WHAT NEEDS TO BE DONE:
What is the number of lines containing the word "right"? Please answer with that number and nothing more.

====

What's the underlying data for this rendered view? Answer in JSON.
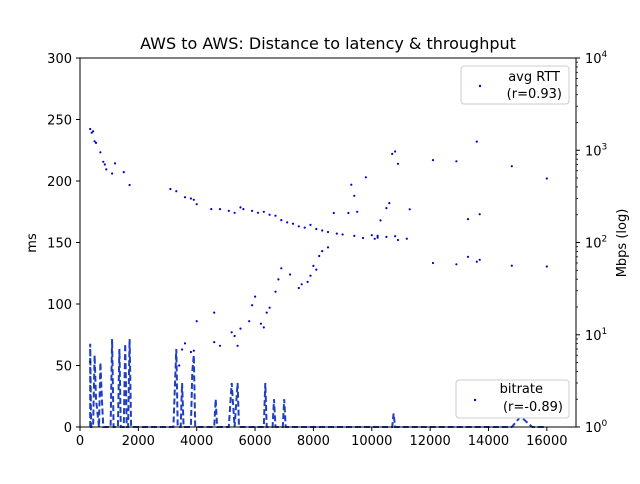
{
  "chart_data": {
    "type": "scatter",
    "title": "AWS to AWS: Distance to latency & throughput",
    "xlabel": "",
    "ylabel": "ms",
    "y2label": "Mbps (log)",
    "xlim": [
      0,
      17000
    ],
    "ylim": [
      0,
      300
    ],
    "y2lim": [
      1,
      10000
    ],
    "y2scale": "log",
    "x_ticks": [
      0,
      2000,
      4000,
      6000,
      8000,
      10000,
      12000,
      14000,
      16000
    ],
    "x_tick_labels": [
      "0",
      "2000",
      "4000",
      "6000",
      "8000",
      "10000",
      "12000",
      "14000",
      "16000"
    ],
    "y_ticks": [
      0,
      50,
      100,
      150,
      200,
      250,
      300
    ],
    "y_tick_labels": [
      "0",
      "50",
      "100",
      "150",
      "200",
      "250",
      "300"
    ],
    "y2_ticks": [
      1,
      10,
      100,
      1000,
      10000
    ],
    "y2_tick_labels": [
      "10^0",
      "10^1",
      "10^2",
      "10^3",
      "10^4"
    ],
    "grid": false,
    "colors": {
      "series": "#0000cc",
      "line": "#1f3fbf"
    },
    "legends": [
      {
        "placement": "top-right",
        "label_line1": "avg RTT",
        "label_line2": "(r=0.93)"
      },
      {
        "placement": "bottom-right",
        "label_line1": "bitrate",
        "label_line2": "(r=-0.89)"
      }
    ],
    "series": [
      {
        "name": "avg RTT",
        "axis": "left",
        "marker": "dot",
        "points": [
          [
            350,
            53
          ],
          [
            3400,
            50
          ],
          [
            3500,
            63
          ],
          [
            3600,
            68
          ],
          [
            3800,
            61
          ],
          [
            3900,
            62
          ],
          [
            4000,
            86
          ],
          [
            4600,
            69
          ],
          [
            4600,
            93
          ],
          [
            4800,
            66
          ],
          [
            5200,
            77
          ],
          [
            5300,
            74
          ],
          [
            5400,
            66
          ],
          [
            5500,
            80
          ],
          [
            5800,
            86
          ],
          [
            5900,
            99
          ],
          [
            6000,
            106
          ],
          [
            6200,
            84
          ],
          [
            6300,
            81
          ],
          [
            6400,
            93
          ],
          [
            6500,
            97
          ],
          [
            6700,
            110
          ],
          [
            6800,
            120
          ],
          [
            6900,
            129
          ],
          [
            7200,
            124
          ],
          [
            7500,
            113
          ],
          [
            7600,
            116
          ],
          [
            7800,
            118
          ],
          [
            7900,
            123
          ],
          [
            8000,
            131
          ],
          [
            8100,
            128
          ],
          [
            8200,
            139
          ],
          [
            8300,
            143
          ],
          [
            8500,
            146
          ],
          [
            8700,
            174
          ],
          [
            9200,
            174
          ],
          [
            9300,
            197
          ],
          [
            9400,
            188
          ],
          [
            9500,
            175
          ],
          [
            9800,
            203
          ],
          [
            10100,
            153
          ],
          [
            10200,
            154
          ],
          [
            10300,
            168
          ],
          [
            10500,
            178
          ],
          [
            10600,
            182
          ],
          [
            10700,
            222
          ],
          [
            10800,
            224
          ],
          [
            10900,
            214
          ],
          [
            10900,
            152
          ],
          [
            11300,
            177
          ],
          [
            12100,
            217
          ],
          [
            12900,
            216
          ],
          [
            13300,
            169
          ],
          [
            13600,
            232
          ],
          [
            13700,
            173
          ],
          [
            14800,
            212
          ],
          [
            16000,
            202
          ]
        ]
      },
      {
        "name": "bitrate",
        "axis": "right",
        "marker": "dot",
        "points": [
          [
            350,
            1700
          ],
          [
            400,
            1550
          ],
          [
            450,
            1600
          ],
          [
            500,
            1250
          ],
          [
            550,
            1200
          ],
          [
            700,
            950
          ],
          [
            800,
            750
          ],
          [
            850,
            700
          ],
          [
            900,
            620
          ],
          [
            1100,
            560
          ],
          [
            1200,
            720
          ],
          [
            1500,
            580
          ],
          [
            1700,
            420
          ],
          [
            3100,
            380
          ],
          [
            3300,
            360
          ],
          [
            3600,
            310
          ],
          [
            3800,
            300
          ],
          [
            3900,
            290
          ],
          [
            4000,
            260
          ],
          [
            4500,
            230
          ],
          [
            4800,
            230
          ],
          [
            5100,
            220
          ],
          [
            5300,
            210
          ],
          [
            5500,
            240
          ],
          [
            5600,
            230
          ],
          [
            5900,
            220
          ],
          [
            6100,
            210
          ],
          [
            6300,
            215
          ],
          [
            6500,
            200
          ],
          [
            6700,
            195
          ],
          [
            6900,
            175
          ],
          [
            7100,
            165
          ],
          [
            7300,
            160
          ],
          [
            7500,
            150
          ],
          [
            7700,
            145
          ],
          [
            7900,
            155
          ],
          [
            8100,
            140
          ],
          [
            8300,
            135
          ],
          [
            8500,
            130
          ],
          [
            8800,
            125
          ],
          [
            9000,
            122
          ],
          [
            9400,
            118
          ],
          [
            9700,
            112
          ],
          [
            10000,
            120
          ],
          [
            10200,
            118
          ],
          [
            10500,
            115
          ],
          [
            10800,
            117
          ],
          [
            11200,
            110
          ],
          [
            12100,
            60
          ],
          [
            12900,
            58
          ],
          [
            13300,
            70
          ],
          [
            13600,
            62
          ],
          [
            13700,
            65
          ],
          [
            14800,
            56
          ],
          [
            16000,
            55
          ]
        ]
      }
    ],
    "bitrate_line": [
      [
        350,
        1
      ],
      [
        350,
        8
      ],
      [
        380,
        1
      ],
      [
        450,
        1
      ],
      [
        500,
        6
      ],
      [
        550,
        2
      ],
      [
        650,
        1
      ],
      [
        700,
        5
      ],
      [
        750,
        2
      ],
      [
        800,
        1
      ],
      [
        1050,
        1
      ],
      [
        1100,
        9
      ],
      [
        1150,
        1
      ],
      [
        1300,
        1
      ],
      [
        1350,
        7
      ],
      [
        1400,
        1
      ],
      [
        1500,
        1
      ],
      [
        1550,
        8
      ],
      [
        1600,
        1
      ],
      [
        1650,
        1
      ],
      [
        1700,
        9
      ],
      [
        1750,
        1
      ],
      [
        3200,
        1
      ],
      [
        3300,
        7
      ],
      [
        3350,
        1
      ],
      [
        3450,
        1
      ],
      [
        3500,
        3
      ],
      [
        3550,
        1
      ],
      [
        3800,
        1
      ],
      [
        3850,
        4
      ],
      [
        3900,
        6
      ],
      [
        3950,
        1
      ],
      [
        4600,
        1
      ],
      [
        4650,
        2
      ],
      [
        4700,
        1
      ],
      [
        5100,
        1
      ],
      [
        5200,
        3
      ],
      [
        5300,
        1
      ],
      [
        5400,
        3
      ],
      [
        5450,
        1
      ],
      [
        6300,
        1
      ],
      [
        6350,
        3
      ],
      [
        6400,
        1
      ],
      [
        6600,
        1
      ],
      [
        6650,
        2
      ],
      [
        6700,
        1
      ],
      [
        6950,
        1
      ],
      [
        7000,
        2
      ],
      [
        7050,
        1
      ],
      [
        10700,
        1
      ],
      [
        10750,
        1.4
      ],
      [
        10800,
        1
      ],
      [
        14800,
        1
      ],
      [
        15100,
        1.3
      ],
      [
        15500,
        1
      ],
      [
        16000,
        1
      ]
    ]
  }
}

====

WRITTEN ANSWER:
3